### REQUEST 1
In the mailing-list excerpt below, on which operating systems has Jemalloc used MADV_FREE instead of MADV_DONTNEED?

On Thu, Apr 09, 2015 at 01:59:39PM -0700, Andrew Morton wrote:
> On Thu, 9 Apr 2015 08:50:25 +0900 Minchan Kim <minchan@kernel.org> wrote:
> 
> > Bump.
> 
> I'm getting the feeling that MADV_FREE is out of control.
> 
> Below is the overall rollup of
> 
> mm-support-madvisemadv_free.patch
> mm-support-madvisemadv_free-fix.patch
> mm-support-madvisemadv_free-fix-2.patch
> mm-dont-split-thp-page-when-syscall-is-called.patch
> mm-dont-split-thp-page-when-syscall-is-called-fix.patch
> mm-dont-split-thp-page-when-syscall-is-called-fix-2.patch
> mm-free-swp_entry-in-madvise_free.patch
> mm-move-lazy-free-pages-to-inactive-list.patch
> mm-move-lazy-free-pages-to-inactive-list-fix.patch
> mm-move-lazy-free-pages-to-inactive-list-fix-fix.patch
> mm-move-lazy-free-pages-to-inactive-list-fix-fix-fix.patch
> mm-make-every-pte-dirty-on-do_swap_page.patch
> 
> 
> It's pretty large and has its sticky little paws in all sorts of places.
> 
> 
> The feature would need to be pretty darn useful to justify a mainline
> merge.  Has any such usefulness been demonstrated?

Jemalloc has used MADV_FREE instead of MADV_DONTNEED for a long time
in MADV_FREE supporting OSes(FreeBSD, Solaris, Darwin, Windows).
It used MADV_DONTNEED on only Linux because there was no the feature.

========================== &< ===========================

jemalloc:

/*
 * Methods for purging unused pages differ between operating systems.

### REQUEST 2
Copy the rows from their very first line down through the line containing "spec-item-labels-per-roll: 750 Labels", both included, reproducing each line unchanged.

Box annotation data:
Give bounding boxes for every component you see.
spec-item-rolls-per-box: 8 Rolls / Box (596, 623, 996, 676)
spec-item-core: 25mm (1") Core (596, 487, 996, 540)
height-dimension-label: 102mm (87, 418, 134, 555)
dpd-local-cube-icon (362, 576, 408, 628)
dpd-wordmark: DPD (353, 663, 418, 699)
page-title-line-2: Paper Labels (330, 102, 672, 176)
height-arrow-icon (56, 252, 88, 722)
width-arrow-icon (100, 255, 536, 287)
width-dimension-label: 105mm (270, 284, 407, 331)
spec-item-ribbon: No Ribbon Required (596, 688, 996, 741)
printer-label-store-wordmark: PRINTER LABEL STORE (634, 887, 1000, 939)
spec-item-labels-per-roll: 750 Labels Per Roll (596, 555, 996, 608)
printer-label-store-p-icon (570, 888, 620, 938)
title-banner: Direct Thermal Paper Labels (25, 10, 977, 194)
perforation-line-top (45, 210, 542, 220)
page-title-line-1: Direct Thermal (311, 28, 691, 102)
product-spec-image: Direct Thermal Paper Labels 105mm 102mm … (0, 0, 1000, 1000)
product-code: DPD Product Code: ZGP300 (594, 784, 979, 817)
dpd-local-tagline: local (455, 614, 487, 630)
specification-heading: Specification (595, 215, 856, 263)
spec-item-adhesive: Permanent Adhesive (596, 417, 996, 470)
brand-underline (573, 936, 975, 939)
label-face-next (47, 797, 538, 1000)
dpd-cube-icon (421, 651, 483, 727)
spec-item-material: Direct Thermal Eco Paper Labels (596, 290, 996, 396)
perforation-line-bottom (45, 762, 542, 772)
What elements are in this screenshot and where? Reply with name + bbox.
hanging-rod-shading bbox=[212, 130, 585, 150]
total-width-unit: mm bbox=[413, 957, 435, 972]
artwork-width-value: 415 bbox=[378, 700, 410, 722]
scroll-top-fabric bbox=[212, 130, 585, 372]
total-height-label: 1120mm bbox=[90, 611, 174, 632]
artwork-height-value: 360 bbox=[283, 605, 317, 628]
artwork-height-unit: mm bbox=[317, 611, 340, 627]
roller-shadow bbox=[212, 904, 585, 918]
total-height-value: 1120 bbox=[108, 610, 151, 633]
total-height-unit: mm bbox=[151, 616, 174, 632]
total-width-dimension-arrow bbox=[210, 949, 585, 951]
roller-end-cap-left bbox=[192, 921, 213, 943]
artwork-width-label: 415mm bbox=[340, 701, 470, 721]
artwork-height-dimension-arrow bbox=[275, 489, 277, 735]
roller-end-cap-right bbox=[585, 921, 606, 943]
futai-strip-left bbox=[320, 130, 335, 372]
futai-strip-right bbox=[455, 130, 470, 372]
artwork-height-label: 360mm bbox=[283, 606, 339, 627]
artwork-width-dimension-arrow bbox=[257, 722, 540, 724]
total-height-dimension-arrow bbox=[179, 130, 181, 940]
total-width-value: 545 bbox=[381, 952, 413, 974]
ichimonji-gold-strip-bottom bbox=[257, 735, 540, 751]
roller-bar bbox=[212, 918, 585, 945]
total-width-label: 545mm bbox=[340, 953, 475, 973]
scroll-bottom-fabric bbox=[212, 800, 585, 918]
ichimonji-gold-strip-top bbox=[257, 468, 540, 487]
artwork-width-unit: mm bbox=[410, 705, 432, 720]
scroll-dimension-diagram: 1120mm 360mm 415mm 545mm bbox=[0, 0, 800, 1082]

### FINAL RESULT 1
FreeBSD, Solaris, Darwin, and Windows.

### FINAL RESULT 2
Give bounding boxes for every component you see.
spec-item-rolls-per-box: 8 Rolls / Box (596, 623, 996, 676)
spec-item-core: 25mm (1") Core (596, 487, 996, 540)
height-dimension-label: 102mm (87, 418, 134, 555)
dpd-local-cube-icon (362, 576, 408, 628)
dpd-wordmark: DPD (353, 663, 418, 699)
page-title-line-2: Paper Labels (330, 102, 672, 176)
height-arrow-icon (56, 252, 88, 722)
width-arrow-icon (100, 255, 536, 287)
width-dimension-label: 105mm (270, 284, 407, 331)
spec-item-ribbon: No Ribbon Required (596, 688, 996, 741)
printer-label-store-wordmark: PRINTER LABEL STORE (634, 887, 1000, 939)
spec-item-labels-per-roll: 750 Labels Per Roll (596, 555, 996, 608)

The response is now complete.